[Collected data entries]
::::::::::
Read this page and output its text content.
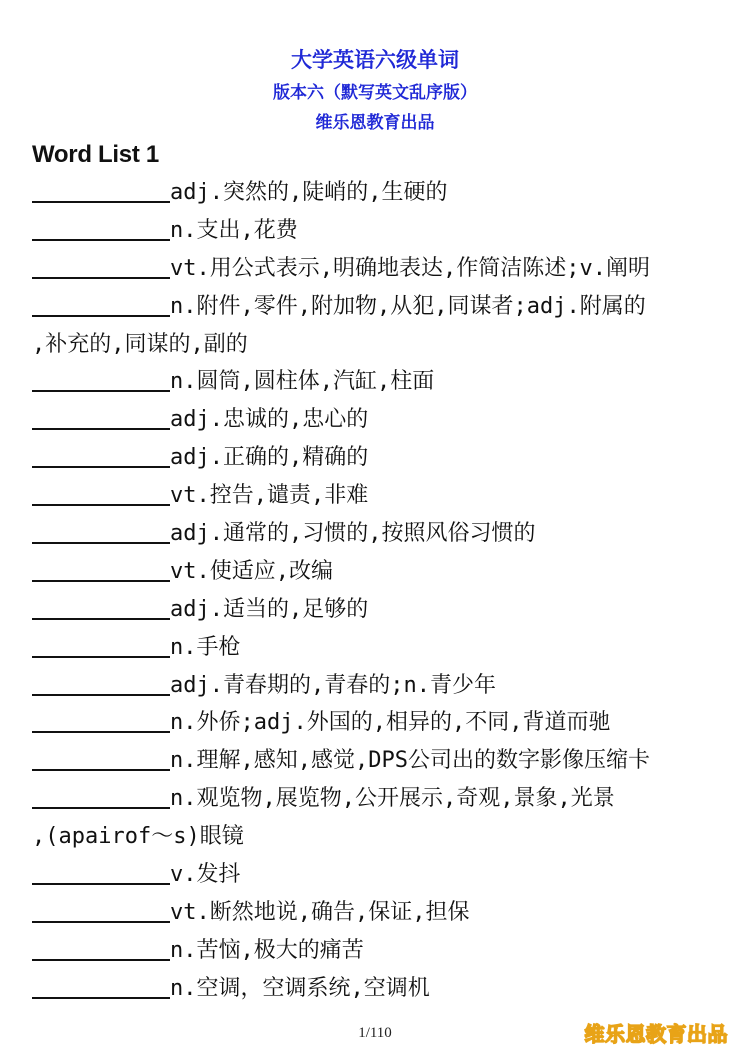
大学英语六级单词
版本六（默写英文乱序版）
维乐恩教育出品
Word List 1
adj.突然的,陡峭的,生硬的
n.支出,花费
vt.用公式表示,明确地表达,作简洁陈述;v.阐明
n.附件,零件,附加物,从犯,同谋者;adj.附属的
,补充的,同谋的,副的
n.圆筒,圆柱体,汽缸,柱面
adj.忠诚的,忠心的
adj.正确的,精确的
vt.控告,谴责,非难
adj.通常的,习惯的,按照风俗习惯的
vt.使适应,改编
adj.适当的,足够的
n.手枪
adj.青春期的,青春的;n.青少年
n.外侨;adj.外国的,相异的,不同,背道而驰
n.理解,感知,感觉,DPS公司出的数字影像压缩卡
n.观览物,展览物,公开展示,奇观,景象,光景
,(apairof～s)眼镜
v.发抖
vt.断然地说,确告,保证,担保
n.苦恼,极大的痛苦
n.空调，空调系统,空调机
1/110	维乐恩教育出品
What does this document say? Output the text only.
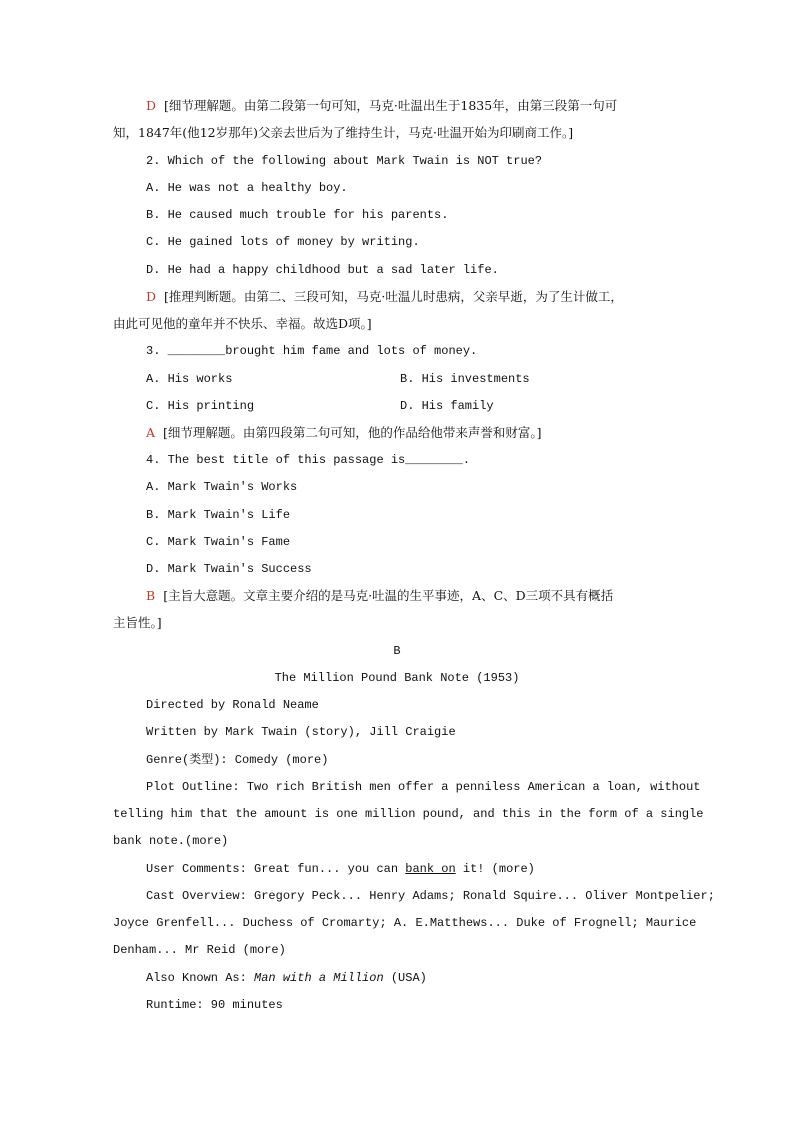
D [细节理解题。由第二段第一句可知，马克·吐温出生于1835年，由第三段第一句可
知，1847年(他12岁那年)父亲去世后为了维持生计，马克·吐温开始为印刷商工作。]
2. Which of the following about Mark Twain is NOT true?
A. He was not a healthy boy.
B. He caused much trouble for his parents.
C. He gained lots of money by writing.
D. He had a happy childhood but a sad later life.
D [推理判断题。由第二、三段可知，马克·吐温儿时患病，父亲早逝，为了生计做工，
由此可见他的童年并不快乐、幸福。故选D项。]
3. ________brought him fame and lots of money.
A. His works	B. His investments
C. His printing	D. His family
A [细节理解题。由第四段第二句可知，他的作品给他带来声誉和财富。]
4. The best title of this passage is________.
A. Mark Twain's Works
B. Mark Twain's Life
C. Mark Twain's Fame
D. Mark Twain's Success
B [主旨大意题。文章主要介绍的是马克·吐温的生平事迹，A、C、D三项不具有概括
主旨性。]
B
The Million Pound Bank Note (1953)
Directed by Ronald Neame
Written by Mark Twain (story), Jill Craigie
Genre(类型): Comedy (more)
Plot Outline: Two rich British men offer a penniless American a loan, without
telling him that the amount is one million pound, and this in the form of a single
bank note.(more)
User Comments: Great fun... you can bank on it! (more)
Cast Overview: Gregory Peck... Henry Adams; Ronald Squire... Oliver Montpelier;
Joyce Grenfell... Duchess of Cromarty; A. E.Matthews... Duke of Frognell; Maurice
Denham... Mr Reid (more)
Also Known As: Man with a Million (USA)
Runtime: 90 minutes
::::::::::
Select every line in the material above where the string "money" occurs, and copy it.

C. He gained lots of money by writing.
3. ________brought him fame and lots of money.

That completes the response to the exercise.